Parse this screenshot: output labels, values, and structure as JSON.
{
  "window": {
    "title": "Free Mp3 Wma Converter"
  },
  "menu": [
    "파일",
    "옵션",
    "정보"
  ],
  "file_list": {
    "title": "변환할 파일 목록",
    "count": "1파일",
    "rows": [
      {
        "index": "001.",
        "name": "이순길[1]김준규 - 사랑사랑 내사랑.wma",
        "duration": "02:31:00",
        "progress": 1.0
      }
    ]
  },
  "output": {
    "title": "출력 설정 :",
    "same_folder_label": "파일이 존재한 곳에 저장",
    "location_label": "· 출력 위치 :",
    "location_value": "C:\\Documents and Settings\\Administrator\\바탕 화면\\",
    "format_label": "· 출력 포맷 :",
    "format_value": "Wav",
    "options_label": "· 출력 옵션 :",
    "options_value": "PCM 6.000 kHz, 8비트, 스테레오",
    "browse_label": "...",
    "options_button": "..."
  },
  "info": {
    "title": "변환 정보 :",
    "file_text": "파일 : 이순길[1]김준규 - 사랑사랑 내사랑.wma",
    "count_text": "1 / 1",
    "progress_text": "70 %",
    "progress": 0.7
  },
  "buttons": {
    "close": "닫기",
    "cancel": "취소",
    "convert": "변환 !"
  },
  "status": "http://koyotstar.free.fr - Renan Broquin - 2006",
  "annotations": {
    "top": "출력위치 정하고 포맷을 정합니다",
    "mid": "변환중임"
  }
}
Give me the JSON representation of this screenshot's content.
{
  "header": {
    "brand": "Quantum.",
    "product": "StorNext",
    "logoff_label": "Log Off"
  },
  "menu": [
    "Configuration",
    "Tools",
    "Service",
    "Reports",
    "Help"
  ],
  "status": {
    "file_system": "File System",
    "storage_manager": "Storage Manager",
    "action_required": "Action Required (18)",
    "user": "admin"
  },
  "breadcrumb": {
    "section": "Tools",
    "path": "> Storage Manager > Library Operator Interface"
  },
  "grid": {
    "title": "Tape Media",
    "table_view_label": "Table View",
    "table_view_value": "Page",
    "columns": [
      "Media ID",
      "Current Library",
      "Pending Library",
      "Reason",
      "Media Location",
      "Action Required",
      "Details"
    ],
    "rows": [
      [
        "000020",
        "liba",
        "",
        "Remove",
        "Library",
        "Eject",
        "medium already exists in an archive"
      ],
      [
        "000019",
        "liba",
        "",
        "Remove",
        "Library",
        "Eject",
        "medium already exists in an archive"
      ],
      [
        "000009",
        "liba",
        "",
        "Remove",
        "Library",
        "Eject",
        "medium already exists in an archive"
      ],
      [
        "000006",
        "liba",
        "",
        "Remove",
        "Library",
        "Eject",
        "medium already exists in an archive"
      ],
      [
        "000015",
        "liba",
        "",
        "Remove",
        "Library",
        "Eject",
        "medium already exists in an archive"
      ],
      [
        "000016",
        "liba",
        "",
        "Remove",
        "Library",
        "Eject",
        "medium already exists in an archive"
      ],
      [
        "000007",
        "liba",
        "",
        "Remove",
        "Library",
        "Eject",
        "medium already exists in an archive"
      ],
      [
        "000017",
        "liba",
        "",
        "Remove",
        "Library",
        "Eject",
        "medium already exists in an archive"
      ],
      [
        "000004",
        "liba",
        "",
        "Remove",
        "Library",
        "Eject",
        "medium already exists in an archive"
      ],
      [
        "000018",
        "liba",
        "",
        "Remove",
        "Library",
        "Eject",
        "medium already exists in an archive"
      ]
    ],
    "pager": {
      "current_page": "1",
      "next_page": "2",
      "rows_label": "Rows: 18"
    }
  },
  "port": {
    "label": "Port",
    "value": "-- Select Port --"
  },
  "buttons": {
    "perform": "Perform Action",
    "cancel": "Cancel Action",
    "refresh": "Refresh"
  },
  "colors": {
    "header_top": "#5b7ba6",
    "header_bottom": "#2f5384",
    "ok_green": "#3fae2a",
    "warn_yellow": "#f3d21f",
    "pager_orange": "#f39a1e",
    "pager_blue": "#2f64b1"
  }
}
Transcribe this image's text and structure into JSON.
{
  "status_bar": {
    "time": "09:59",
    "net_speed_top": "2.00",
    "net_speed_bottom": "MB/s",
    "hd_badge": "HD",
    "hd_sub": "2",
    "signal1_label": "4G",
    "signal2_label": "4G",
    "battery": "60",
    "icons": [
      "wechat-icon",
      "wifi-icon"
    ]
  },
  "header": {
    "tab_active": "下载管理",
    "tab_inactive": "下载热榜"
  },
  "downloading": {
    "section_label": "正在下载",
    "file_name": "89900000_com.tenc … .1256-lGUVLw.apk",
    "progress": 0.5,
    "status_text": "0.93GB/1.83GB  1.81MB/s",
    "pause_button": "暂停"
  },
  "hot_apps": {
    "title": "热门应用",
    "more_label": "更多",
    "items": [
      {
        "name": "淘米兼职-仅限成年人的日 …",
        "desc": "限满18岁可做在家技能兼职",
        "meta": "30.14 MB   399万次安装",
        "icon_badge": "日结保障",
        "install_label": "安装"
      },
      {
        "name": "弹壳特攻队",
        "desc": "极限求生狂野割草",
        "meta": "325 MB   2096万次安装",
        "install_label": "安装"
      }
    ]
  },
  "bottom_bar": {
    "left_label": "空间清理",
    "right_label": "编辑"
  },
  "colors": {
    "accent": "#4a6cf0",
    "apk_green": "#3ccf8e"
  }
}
━━━━━━━━━━
In the records above, locate each line with the word "this". Copy all such lines.

ANSWER:
Parse this screenshot: output labels, values, and structure as JSON.
Give me the JSON representation of this screenshot's content.
Transcribe this image's text and structure into JSON.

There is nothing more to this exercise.